Directions for this task — Produce a word-for-word copy of the listing below without its pictures.

*** Exercise inputs ***

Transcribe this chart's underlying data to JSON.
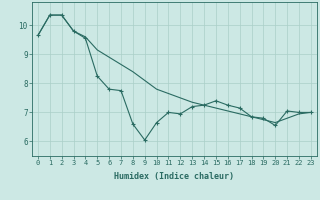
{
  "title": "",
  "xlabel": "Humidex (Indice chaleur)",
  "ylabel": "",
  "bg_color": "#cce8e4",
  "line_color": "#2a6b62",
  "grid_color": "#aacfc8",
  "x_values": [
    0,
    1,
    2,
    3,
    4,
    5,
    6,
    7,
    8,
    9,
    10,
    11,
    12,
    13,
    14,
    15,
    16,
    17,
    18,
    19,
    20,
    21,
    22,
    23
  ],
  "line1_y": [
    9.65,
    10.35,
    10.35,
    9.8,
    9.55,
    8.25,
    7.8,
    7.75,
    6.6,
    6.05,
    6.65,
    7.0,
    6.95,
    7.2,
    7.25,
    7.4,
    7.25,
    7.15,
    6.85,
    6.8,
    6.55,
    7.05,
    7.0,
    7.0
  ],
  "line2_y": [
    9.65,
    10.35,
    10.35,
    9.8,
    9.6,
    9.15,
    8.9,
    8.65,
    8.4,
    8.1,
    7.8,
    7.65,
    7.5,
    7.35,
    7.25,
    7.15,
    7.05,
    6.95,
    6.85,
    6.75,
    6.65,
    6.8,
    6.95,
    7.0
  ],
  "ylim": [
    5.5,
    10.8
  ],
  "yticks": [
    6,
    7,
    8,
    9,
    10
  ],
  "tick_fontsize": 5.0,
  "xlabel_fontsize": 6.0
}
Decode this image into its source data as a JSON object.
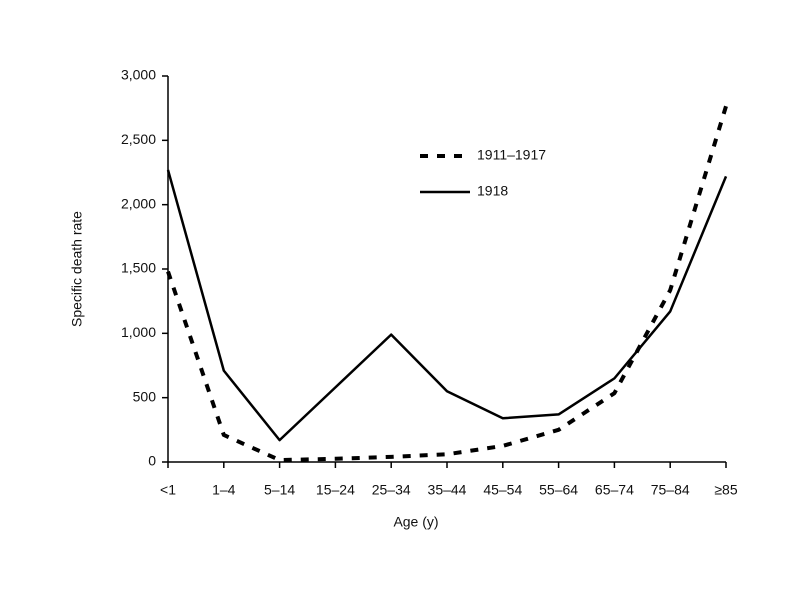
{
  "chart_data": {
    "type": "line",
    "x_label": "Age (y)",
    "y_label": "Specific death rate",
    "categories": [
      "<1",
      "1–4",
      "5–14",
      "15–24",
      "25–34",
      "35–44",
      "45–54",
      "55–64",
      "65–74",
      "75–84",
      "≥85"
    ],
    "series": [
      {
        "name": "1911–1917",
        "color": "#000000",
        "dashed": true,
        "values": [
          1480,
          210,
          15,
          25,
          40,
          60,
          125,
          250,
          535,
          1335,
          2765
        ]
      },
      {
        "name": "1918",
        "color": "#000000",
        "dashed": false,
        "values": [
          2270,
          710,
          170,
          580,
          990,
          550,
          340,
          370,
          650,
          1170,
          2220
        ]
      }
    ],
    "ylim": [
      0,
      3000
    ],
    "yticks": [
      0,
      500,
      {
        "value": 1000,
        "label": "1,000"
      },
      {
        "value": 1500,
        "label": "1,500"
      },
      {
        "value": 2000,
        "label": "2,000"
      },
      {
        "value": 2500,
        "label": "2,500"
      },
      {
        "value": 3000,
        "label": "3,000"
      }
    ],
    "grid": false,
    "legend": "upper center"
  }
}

***

Task response —
Transcribe this chart's underlying data to JSON.
{
  "title": "",
  "xlabel": "Humidex (Indice chaleur)",
  "ylabel": "",
  "bg_color": "#cce8e4",
  "line_color": "#2a6b62",
  "grid_color": "#aacfc8",
  "x_values": [
    0,
    1,
    2,
    3,
    4,
    5,
    6,
    7,
    8,
    9,
    10,
    11,
    12,
    13,
    14,
    15,
    16,
    17,
    18,
    19,
    20,
    21,
    22,
    23
  ],
  "line1_y": [
    9.65,
    10.35,
    10.35,
    9.8,
    9.55,
    8.25,
    7.8,
    7.75,
    6.6,
    6.05,
    6.65,
    7.0,
    6.95,
    7.2,
    7.25,
    7.4,
    7.25,
    7.15,
    6.85,
    6.8,
    6.55,
    7.05,
    7.0,
    7.0
  ],
  "line2_y": [
    9.65,
    10.35,
    10.35,
    9.8,
    9.6,
    9.15,
    8.9,
    8.65,
    8.4,
    8.1,
    7.8,
    7.65,
    7.5,
    7.35,
    7.25,
    7.15,
    7.05,
    6.95,
    6.85,
    6.75,
    6.65,
    6.8,
    6.95,
    7.0
  ],
  "ylim": [
    5.5,
    10.8
  ],
  "yticks": [
    6,
    7,
    8,
    9,
    10
  ],
  "tick_fontsize": 5.0,
  "xlabel_fontsize": 6.0
}
Decode this image into its source data as a JSON object.
{
  "chart_data": {
    "type": "line",
    "x_label": "Age (y)",
    "y_label": "Specific death rate",
    "categories": [
      "<1",
      "1–4",
      "5–14",
      "15–24",
      "25–34",
      "35–44",
      "45–54",
      "55–64",
      "65–74",
      "75–84",
      "≥85"
    ],
    "series": [
      {
        "name": "1911–1917",
        "color": "#000000",
        "dashed": true,
        "values": [
          1480,
          210,
          15,
          25,
          40,
          60,
          125,
          250,
          535,
          1335,
          2765
        ]
      },
      {
        "name": "1918",
        "color": "#000000",
        "dashed": false,
        "values": [
          2270,
          710,
          170,
          580,
          990,
          550,
          340,
          370,
          650,
          1170,
          2220
        ]
      }
    ],
    "ylim": [
      0,
      3000
    ],
    "yticks": [
      0,
      500,
      {
        "value": 1000,
        "label": "1,000"
      },
      {
        "value": 1500,
        "label": "1,500"
      },
      {
        "value": 2000,
        "label": "2,000"
      },
      {
        "value": 2500,
        "label": "2,500"
      },
      {
        "value": 3000,
        "label": "3,000"
      }
    ],
    "grid": false,
    "legend": "upper center"
  }
}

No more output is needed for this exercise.